(TASK BRIEF) Transcribe the material verbatim in full; the pictures do not belong in the copy.

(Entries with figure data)
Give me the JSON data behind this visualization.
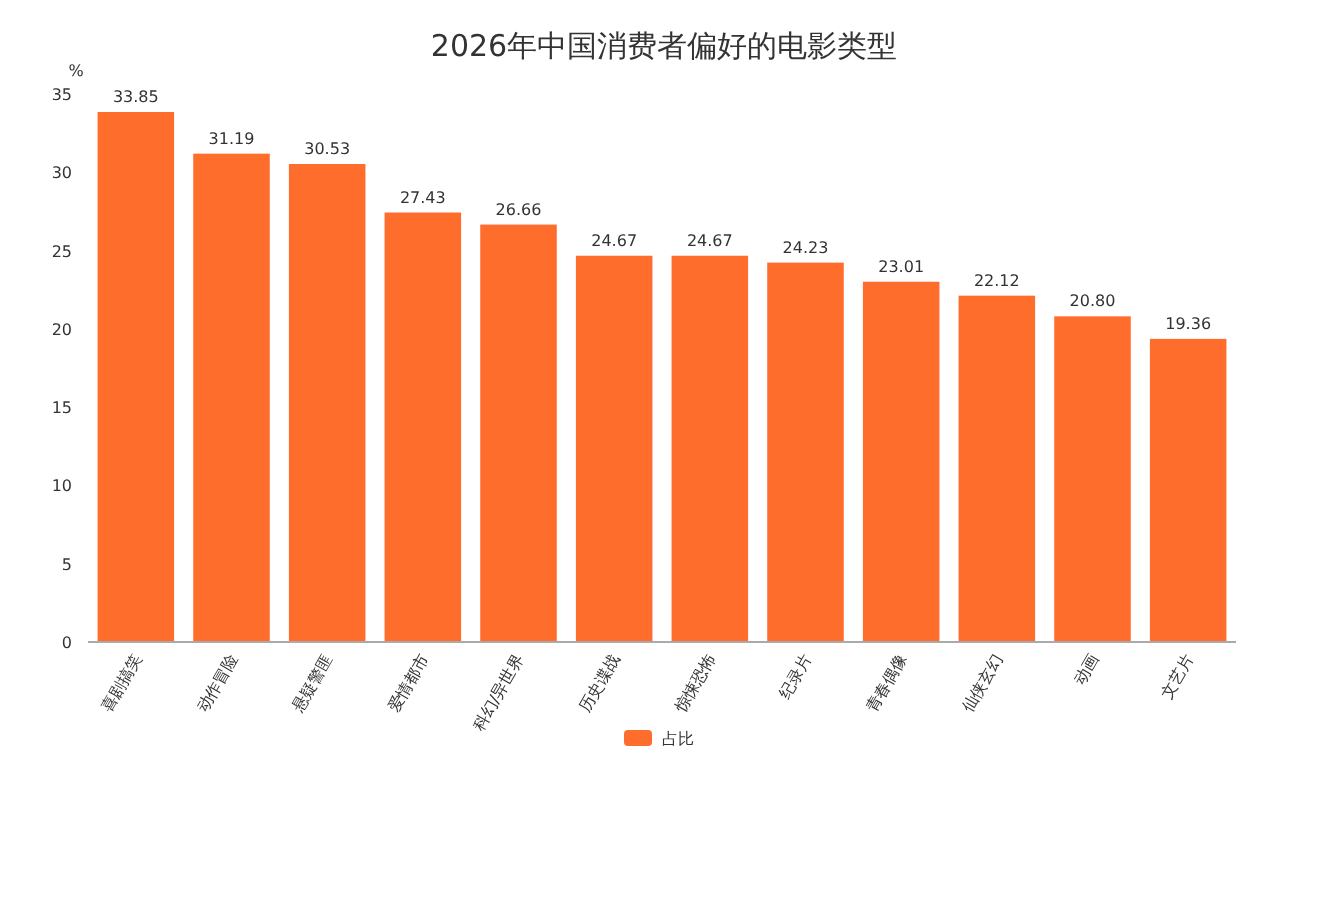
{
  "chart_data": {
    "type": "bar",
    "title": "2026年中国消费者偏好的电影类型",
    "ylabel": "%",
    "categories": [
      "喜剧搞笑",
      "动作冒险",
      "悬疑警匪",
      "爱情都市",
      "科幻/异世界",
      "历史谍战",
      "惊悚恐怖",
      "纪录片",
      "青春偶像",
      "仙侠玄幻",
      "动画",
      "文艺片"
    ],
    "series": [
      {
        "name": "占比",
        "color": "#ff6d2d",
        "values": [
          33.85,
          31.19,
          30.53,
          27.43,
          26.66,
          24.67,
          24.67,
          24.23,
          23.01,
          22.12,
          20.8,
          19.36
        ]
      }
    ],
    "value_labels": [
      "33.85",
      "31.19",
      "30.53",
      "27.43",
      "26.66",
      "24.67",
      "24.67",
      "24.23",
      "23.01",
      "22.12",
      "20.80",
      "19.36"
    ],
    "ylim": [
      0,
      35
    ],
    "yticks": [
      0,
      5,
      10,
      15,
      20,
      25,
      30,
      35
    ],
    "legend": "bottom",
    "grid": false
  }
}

(ANSWER TO THIS EXERCISE)
Give me the JSON data behind this visualization.
{
  "chart_data": {
    "type": "bar",
    "title": "2026年中国消费者偏好的电影类型",
    "ylabel": "%",
    "categories": [
      "喜剧搞笑",
      "动作冒险",
      "悬疑警匪",
      "爱情都市",
      "科幻/异世界",
      "历史谍战",
      "惊悚恐怖",
      "纪录片",
      "青春偶像",
      "仙侠玄幻",
      "动画",
      "文艺片"
    ],
    "series": [
      {
        "name": "占比",
        "color": "#ff6d2d",
        "values": [
          33.85,
          31.19,
          30.53,
          27.43,
          26.66,
          24.67,
          24.67,
          24.23,
          23.01,
          22.12,
          20.8,
          19.36
        ]
      }
    ],
    "value_labels": [
      "33.85",
      "31.19",
      "30.53",
      "27.43",
      "26.66",
      "24.67",
      "24.67",
      "24.23",
      "23.01",
      "22.12",
      "20.80",
      "19.36"
    ],
    "ylim": [
      0,
      35
    ],
    "yticks": [
      0,
      5,
      10,
      15,
      20,
      25,
      30,
      35
    ],
    "legend": "bottom",
    "grid": false
  }
}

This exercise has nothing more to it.